What you will do — Copy out all the entries exactly.

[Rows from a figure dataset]
+-------+
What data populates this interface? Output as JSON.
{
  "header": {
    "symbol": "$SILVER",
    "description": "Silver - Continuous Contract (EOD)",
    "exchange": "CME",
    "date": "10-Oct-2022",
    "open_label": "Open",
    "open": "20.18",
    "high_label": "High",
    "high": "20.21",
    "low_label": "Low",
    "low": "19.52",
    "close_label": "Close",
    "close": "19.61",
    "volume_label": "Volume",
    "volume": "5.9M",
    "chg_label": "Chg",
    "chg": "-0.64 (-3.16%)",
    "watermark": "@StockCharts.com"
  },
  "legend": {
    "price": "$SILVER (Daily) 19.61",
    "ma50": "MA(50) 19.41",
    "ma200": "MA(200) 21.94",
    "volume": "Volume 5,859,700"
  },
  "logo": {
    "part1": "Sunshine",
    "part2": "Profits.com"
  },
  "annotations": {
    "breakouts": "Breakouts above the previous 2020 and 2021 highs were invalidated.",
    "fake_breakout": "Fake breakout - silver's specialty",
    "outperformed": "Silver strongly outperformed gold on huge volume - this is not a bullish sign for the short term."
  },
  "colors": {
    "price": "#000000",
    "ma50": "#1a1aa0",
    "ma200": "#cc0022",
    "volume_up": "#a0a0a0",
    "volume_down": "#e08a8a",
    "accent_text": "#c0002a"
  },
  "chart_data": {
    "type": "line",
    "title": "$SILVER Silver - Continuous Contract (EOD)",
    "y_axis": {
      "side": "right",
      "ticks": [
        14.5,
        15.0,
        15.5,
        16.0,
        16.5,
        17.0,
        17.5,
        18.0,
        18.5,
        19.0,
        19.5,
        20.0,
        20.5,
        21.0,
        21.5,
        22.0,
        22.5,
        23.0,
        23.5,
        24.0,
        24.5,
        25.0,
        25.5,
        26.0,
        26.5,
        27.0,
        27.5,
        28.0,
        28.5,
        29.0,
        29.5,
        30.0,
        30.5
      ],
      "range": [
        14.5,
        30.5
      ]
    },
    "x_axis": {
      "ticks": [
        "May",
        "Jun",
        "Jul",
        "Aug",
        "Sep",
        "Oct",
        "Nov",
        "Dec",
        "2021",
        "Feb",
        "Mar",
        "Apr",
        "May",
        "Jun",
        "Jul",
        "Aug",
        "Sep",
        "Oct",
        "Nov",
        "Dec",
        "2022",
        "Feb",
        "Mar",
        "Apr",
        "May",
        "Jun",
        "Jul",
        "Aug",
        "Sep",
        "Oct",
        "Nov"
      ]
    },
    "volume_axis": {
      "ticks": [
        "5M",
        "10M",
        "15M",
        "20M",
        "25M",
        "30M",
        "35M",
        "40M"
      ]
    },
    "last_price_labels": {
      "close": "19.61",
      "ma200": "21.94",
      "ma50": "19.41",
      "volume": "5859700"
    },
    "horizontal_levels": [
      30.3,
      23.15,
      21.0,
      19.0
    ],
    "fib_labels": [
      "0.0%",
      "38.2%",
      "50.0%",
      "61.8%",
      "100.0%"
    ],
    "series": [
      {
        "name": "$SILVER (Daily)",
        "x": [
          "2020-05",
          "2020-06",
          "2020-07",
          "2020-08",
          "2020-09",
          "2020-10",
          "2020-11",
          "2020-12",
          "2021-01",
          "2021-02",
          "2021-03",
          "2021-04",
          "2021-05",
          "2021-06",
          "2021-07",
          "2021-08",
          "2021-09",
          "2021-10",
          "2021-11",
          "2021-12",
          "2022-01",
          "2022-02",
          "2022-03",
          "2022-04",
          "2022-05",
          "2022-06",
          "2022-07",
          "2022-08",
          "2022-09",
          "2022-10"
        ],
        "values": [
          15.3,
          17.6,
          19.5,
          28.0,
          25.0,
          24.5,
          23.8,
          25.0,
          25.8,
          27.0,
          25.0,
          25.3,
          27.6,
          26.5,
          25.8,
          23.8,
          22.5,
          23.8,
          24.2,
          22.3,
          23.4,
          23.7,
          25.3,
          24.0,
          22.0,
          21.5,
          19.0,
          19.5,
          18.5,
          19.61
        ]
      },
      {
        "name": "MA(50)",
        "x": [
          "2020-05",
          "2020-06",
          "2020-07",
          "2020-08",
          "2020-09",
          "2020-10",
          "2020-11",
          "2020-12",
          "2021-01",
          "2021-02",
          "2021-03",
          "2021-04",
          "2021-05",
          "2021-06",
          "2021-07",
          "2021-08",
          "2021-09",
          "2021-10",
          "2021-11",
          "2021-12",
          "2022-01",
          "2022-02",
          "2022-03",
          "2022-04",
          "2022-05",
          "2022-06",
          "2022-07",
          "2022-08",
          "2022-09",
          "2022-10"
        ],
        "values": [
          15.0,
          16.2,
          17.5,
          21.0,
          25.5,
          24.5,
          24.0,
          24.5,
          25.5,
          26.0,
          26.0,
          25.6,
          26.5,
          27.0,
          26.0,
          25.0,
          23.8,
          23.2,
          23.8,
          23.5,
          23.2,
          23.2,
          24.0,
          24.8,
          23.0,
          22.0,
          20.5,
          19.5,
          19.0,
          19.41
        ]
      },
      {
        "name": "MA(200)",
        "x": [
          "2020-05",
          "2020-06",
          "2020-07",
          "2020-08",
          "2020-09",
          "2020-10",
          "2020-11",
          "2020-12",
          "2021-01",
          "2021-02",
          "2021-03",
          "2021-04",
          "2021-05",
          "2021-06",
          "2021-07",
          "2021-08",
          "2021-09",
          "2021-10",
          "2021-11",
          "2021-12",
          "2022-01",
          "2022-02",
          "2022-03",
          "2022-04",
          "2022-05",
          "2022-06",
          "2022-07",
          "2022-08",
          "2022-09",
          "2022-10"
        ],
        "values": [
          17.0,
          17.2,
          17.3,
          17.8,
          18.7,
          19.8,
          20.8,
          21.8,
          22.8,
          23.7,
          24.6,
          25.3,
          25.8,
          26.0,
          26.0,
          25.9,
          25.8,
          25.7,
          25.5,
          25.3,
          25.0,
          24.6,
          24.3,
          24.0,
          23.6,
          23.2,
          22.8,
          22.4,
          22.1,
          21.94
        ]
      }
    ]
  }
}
+-------+
Final answer —
What data populates this interface? Output as JSON.
{
  "header": {
    "symbol": "$SILVER",
    "description": "Silver - Continuous Contract (EOD)",
    "exchange": "CME",
    "date": "10-Oct-2022",
    "open_label": "Open",
    "open": "20.18",
    "high_label": "High",
    "high": "20.21",
    "low_label": "Low",
    "low": "19.52",
    "close_label": "Close",
    "close": "19.61",
    "volume_label": "Volume",
    "volume": "5.9M",
    "chg_label": "Chg",
    "chg": "-0.64 (-3.16%)",
    "watermark": "@StockCharts.com"
  },
  "legend": {
    "price": "$SILVER (Daily) 19.61",
    "ma50": "MA(50) 19.41",
    "ma200": "MA(200) 21.94",
    "volume": "Volume 5,859,700"
  },
  "logo": {
    "part1": "Sunshine",
    "part2": "Profits.com"
  },
  "annotations": {
    "breakouts": "Breakouts above the previous 2020 and 2021 highs were invalidated.",
    "fake_breakout": "Fake breakout - silver's specialty",
    "outperformed": "Silver strongly outperformed gold on huge volume - this is not a bullish sign for the short term."
  },
  "colors": {
    "price": "#000000",
    "ma50": "#1a1aa0",
    "ma200": "#cc0022",
    "volume_up": "#a0a0a0",
    "volume_down": "#e08a8a",
    "accent_text": "#c0002a"
  },
  "chart_data": {
    "type": "line",
    "title": "$SILVER Silver - Continuous Contract (EOD)",
    "y_axis": {
      "side": "right",
      "ticks": [
        14.5,
        15.0,
        15.5,
        16.0,
        16.5,
        17.0,
        17.5,
        18.0,
        18.5,
        19.0,
        19.5,
        20.0,
        20.5,
        21.0,
        21.5,
        22.0,
        22.5,
        23.0,
        23.5,
        24.0,
        24.5,
        25.0,
        25.5,
        26.0,
        26.5,
        27.0,
        27.5,
        28.0,
        28.5,
        29.0,
        29.5,
        30.0,
        30.5
      ],
      "range": [
        14.5,
        30.5
      ]
    },
    "x_axis": {
      "ticks": [
        "May",
        "Jun",
        "Jul",
        "Aug",
        "Sep",
        "Oct",
        "Nov",
        "Dec",
        "2021",
        "Feb",
        "Mar",
        "Apr",
        "May",
        "Jun",
        "Jul",
        "Aug",
        "Sep",
        "Oct",
        "Nov",
        "Dec",
        "2022",
        "Feb",
        "Mar",
        "Apr",
        "May",
        "Jun",
        "Jul",
        "Aug",
        "Sep",
        "Oct",
        "Nov"
      ]
    },
    "volume_axis": {
      "ticks": [
        "5M",
        "10M",
        "15M",
        "20M",
        "25M",
        "30M",
        "35M",
        "40M"
      ]
    },
    "last_price_labels": {
      "close": "19.61",
      "ma200": "21.94",
      "ma50": "19.41",
      "volume": "5859700"
    },
    "horizontal_levels": [
      30.3,
      23.15,
      21.0,
      19.0
    ],
    "fib_labels": [
      "0.0%",
      "38.2%",
      "50.0%",
      "61.8%",
      "100.0%"
    ],
    "series": [
      {
        "name": "$SILVER (Daily)",
        "x": [
          "2020-05",
          "2020-06",
          "2020-07",
          "2020-08",
          "2020-09",
          "2020-10",
          "2020-11",
          "2020-12",
          "2021-01",
          "2021-02",
          "2021-03",
          "2021-04",
          "2021-05",
          "2021-06",
          "2021-07",
          "2021-08",
          "2021-09",
          "2021-10",
          "2021-11",
          "2021-12",
          "2022-01",
          "2022-02",
          "2022-03",
          "2022-04",
          "2022-05",
          "2022-06",
          "2022-07",
          "2022-08",
          "2022-09",
          "2022-10"
        ],
        "values": [
          15.3,
          17.6,
          19.5,
          28.0,
          25.0,
          24.5,
          23.8,
          25.0,
          25.8,
          27.0,
          25.0,
          25.3,
          27.6,
          26.5,
          25.8,
          23.8,
          22.5,
          23.8,
          24.2,
          22.3,
          23.4,
          23.7,
          25.3,
          24.0,
          22.0,
          21.5,
          19.0,
          19.5,
          18.5,
          19.61
        ]
      },
      {
        "name": "MA(50)",
        "x": [
          "2020-05",
          "2020-06",
          "2020-07",
          "2020-08",
          "2020-09",
          "2020-10",
          "2020-11",
          "2020-12",
          "2021-01",
          "2021-02",
          "2021-03",
          "2021-04",
          "2021-05",
          "2021-06",
          "2021-07",
          "2021-08",
          "2021-09",
          "2021-10",
          "2021-11",
          "2021-12",
          "2022-01",
          "2022-02",
          "2022-03",
          "2022-04",
          "2022-05",
          "2022-06",
          "2022-07",
          "2022-08",
          "2022-09",
          "2022-10"
        ],
        "values": [
          15.0,
          16.2,
          17.5,
          21.0,
          25.5,
          24.5,
          24.0,
          24.5,
          25.5,
          26.0,
          26.0,
          25.6,
          26.5,
          27.0,
          26.0,
          25.0,
          23.8,
          23.2,
          23.8,
          23.5,
          23.2,
          23.2,
          24.0,
          24.8,
          23.0,
          22.0,
          20.5,
          19.5,
          19.0,
          19.41
        ]
      },
      {
        "name": "MA(200)",
        "x": [
          "2020-05",
          "2020-06",
          "2020-07",
          "2020-08",
          "2020-09",
          "2020-10",
          "2020-11",
          "2020-12",
          "2021-01",
          "2021-02",
          "2021-03",
          "2021-04",
          "2021-05",
          "2021-06",
          "2021-07",
          "2021-08",
          "2021-09",
          "2021-10",
          "2021-11",
          "2021-12",
          "2022-01",
          "2022-02",
          "2022-03",
          "2022-04",
          "2022-05",
          "2022-06",
          "2022-07",
          "2022-08",
          "2022-09",
          "2022-10"
        ],
        "values": [
          17.0,
          17.2,
          17.3,
          17.8,
          18.7,
          19.8,
          20.8,
          21.8,
          22.8,
          23.7,
          24.6,
          25.3,
          25.8,
          26.0,
          26.0,
          25.9,
          25.8,
          25.7,
          25.5,
          25.3,
          25.0,
          24.6,
          24.3,
          24.0,
          23.6,
          23.2,
          22.8,
          22.4,
          22.1,
          21.94
        ]
      }
    ]
  }
}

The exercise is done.